Element and coordinate records:
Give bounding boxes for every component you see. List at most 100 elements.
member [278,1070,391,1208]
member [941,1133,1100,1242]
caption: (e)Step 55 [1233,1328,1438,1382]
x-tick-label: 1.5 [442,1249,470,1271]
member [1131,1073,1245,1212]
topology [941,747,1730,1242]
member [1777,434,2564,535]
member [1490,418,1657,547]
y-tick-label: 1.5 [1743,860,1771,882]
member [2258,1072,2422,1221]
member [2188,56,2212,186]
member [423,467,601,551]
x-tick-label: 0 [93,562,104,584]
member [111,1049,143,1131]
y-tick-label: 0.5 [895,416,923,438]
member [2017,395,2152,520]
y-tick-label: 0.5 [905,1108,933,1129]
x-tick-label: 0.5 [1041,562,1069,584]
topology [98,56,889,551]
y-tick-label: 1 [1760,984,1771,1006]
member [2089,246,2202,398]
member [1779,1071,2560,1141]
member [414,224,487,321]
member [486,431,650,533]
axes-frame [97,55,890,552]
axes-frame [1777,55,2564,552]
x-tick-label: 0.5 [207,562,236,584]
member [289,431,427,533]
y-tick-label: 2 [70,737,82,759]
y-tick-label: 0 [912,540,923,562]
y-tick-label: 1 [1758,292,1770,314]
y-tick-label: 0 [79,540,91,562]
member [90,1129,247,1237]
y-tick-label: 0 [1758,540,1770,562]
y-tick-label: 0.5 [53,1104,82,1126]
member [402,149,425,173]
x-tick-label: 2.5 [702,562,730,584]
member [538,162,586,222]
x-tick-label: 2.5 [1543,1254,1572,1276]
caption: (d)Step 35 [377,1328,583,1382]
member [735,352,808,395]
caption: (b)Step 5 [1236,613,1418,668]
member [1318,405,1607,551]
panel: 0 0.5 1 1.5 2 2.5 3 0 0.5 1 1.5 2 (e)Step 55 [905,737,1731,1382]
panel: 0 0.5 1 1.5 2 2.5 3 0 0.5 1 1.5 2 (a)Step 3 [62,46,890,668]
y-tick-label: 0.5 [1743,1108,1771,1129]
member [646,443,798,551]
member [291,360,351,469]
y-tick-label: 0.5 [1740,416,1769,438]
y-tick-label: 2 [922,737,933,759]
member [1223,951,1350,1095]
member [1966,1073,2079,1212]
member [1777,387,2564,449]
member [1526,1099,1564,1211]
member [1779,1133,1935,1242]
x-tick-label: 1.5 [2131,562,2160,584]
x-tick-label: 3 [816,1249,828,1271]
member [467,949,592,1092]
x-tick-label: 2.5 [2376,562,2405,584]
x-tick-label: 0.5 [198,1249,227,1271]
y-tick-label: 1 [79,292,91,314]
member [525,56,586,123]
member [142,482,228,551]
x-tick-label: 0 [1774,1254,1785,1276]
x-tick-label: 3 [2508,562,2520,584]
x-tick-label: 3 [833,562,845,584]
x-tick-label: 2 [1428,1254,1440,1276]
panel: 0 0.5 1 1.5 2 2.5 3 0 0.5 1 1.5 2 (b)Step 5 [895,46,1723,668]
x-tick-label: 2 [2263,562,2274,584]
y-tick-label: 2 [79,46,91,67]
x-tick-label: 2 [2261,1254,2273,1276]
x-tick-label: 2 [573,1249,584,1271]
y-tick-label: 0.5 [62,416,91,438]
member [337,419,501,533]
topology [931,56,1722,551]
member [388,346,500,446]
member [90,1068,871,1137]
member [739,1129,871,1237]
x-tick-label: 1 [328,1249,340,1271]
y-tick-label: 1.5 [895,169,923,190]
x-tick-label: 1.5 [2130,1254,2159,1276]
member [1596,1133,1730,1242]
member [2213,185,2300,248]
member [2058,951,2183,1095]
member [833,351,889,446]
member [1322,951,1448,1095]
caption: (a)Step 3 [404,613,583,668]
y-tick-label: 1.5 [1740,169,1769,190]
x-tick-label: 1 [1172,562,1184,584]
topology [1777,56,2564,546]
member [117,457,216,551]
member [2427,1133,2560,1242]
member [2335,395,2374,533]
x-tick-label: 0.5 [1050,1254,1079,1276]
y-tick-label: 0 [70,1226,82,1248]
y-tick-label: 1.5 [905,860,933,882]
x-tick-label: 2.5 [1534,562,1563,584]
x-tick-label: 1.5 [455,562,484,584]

EXERCISE — Rewrite every line of the rows above, replacing each "member" with "node" and changing nothing else.

FINISHED TASK —
Give bounding boxes for every component you see. List at most 100 elements.
node [278,1070,391,1208]
node [941,1133,1100,1242]
caption: (e)Step 55 [1233,1328,1438,1382]
x-tick-label: 1.5 [442,1249,470,1271]
node [1131,1073,1245,1212]
topology [941,747,1730,1242]
node [1777,434,2564,535]
node [1490,418,1657,547]
y-tick-label: 1.5 [1743,860,1771,882]
node [2258,1072,2422,1221]
node [2188,56,2212,186]
node [423,467,601,551]
x-tick-label: 0 [93,562,104,584]
node [111,1049,143,1131]
y-tick-label: 0.5 [895,416,923,438]
node [2017,395,2152,520]
y-tick-label: 0.5 [905,1108,933,1129]
x-tick-label: 0.5 [1041,562,1069,584]
topology [98,56,889,551]
y-tick-label: 1 [1760,984,1771,1006]
node [2089,246,2202,398]
node [1779,1071,2560,1141]
node [414,224,487,321]
node [486,431,650,533]
axes-frame [97,55,890,552]
axes-frame [1777,55,2564,552]
x-tick-label: 0.5 [207,562,236,584]
node [289,431,427,533]
y-tick-label: 2 [70,737,82,759]
y-tick-label: 0 [912,540,923,562]
y-tick-label: 1 [1758,292,1770,314]
y-tick-label: 0 [79,540,91,562]
node [90,1129,247,1237]
y-tick-label: 0 [1758,540,1770,562]
y-tick-label: 0.5 [53,1104,82,1126]
node [402,149,425,173]
x-tick-label: 2.5 [702,562,730,584]
node [538,162,586,222]
x-tick-label: 2.5 [1543,1254,1572,1276]
caption: (d)Step 35 [377,1328,583,1382]
node [735,352,808,395]
caption: (b)Step 5 [1236,613,1418,668]
node [1318,405,1607,551]
panel: 0 0.5 1 1.5 2 2.5 3 0 0.5 1 1.5 2 (e)Step 55 [905,737,1731,1382]
panel: 0 0.5 1 1.5 2 2.5 3 0 0.5 1 1.5 2 (a)Step 3 [62,46,890,668]
y-tick-label: 0.5 [1743,1108,1771,1129]
node [646,443,798,551]
node [291,360,351,469]
y-tick-label: 0.5 [1740,416,1769,438]
y-tick-label: 2 [922,737,933,759]
node [1223,951,1350,1095]
node [1966,1073,2079,1212]
node [1777,387,2564,449]
node [1526,1099,1564,1211]
node [1779,1133,1935,1242]
x-tick-label: 1.5 [2131,562,2160,584]
x-tick-label: 3 [816,1249,828,1271]
node [467,949,592,1092]
x-tick-label: 2.5 [2376,562,2405,584]
x-tick-label: 0.5 [198,1249,227,1271]
y-tick-label: 1 [79,292,91,314]
node [525,56,586,123]
node [142,482,228,551]
x-tick-label: 0 [1774,1254,1785,1276]
x-tick-label: 3 [2508,562,2520,584]
x-tick-label: 3 [833,562,845,584]
x-tick-label: 2 [1428,1254,1440,1276]
panel: 0 0.5 1 1.5 2 2.5 3 0 0.5 1 1.5 2 (b)Step 5 [895,46,1723,668]
x-tick-label: 2 [2263,562,2274,584]
y-tick-label: 2 [79,46,91,67]
x-tick-label: 2 [2261,1254,2273,1276]
x-tick-label: 2 [573,1249,584,1271]
y-tick-label: 0.5 [62,416,91,438]
node [337,419,501,533]
topology [931,56,1722,551]
node [388,346,500,446]
node [90,1068,871,1137]
node [739,1129,871,1237]
x-tick-label: 1 [328,1249,340,1271]
y-tick-label: 1.5 [895,169,923,190]
x-tick-label: 1.5 [2130,1254,2159,1276]
node [1596,1133,1730,1242]
node [2213,185,2300,248]
node [2058,951,2183,1095]
node [833,351,889,446]
node [1322,951,1448,1095]
caption: (a)Step 3 [404,613,583,668]
y-tick-label: 1.5 [1740,169,1769,190]
x-tick-label: 1 [1172,562,1184,584]
topology [1777,56,2564,546]
node [117,457,216,551]
node [2427,1133,2560,1242]
node [2335,395,2374,533]
x-tick-label: 0.5 [1050,1254,1079,1276]
y-tick-label: 0 [70,1226,82,1248]
y-tick-label: 1.5 [905,860,933,882]
x-tick-label: 2.5 [1534,562,1563,584]
x-tick-label: 1.5 [455,562,484,584]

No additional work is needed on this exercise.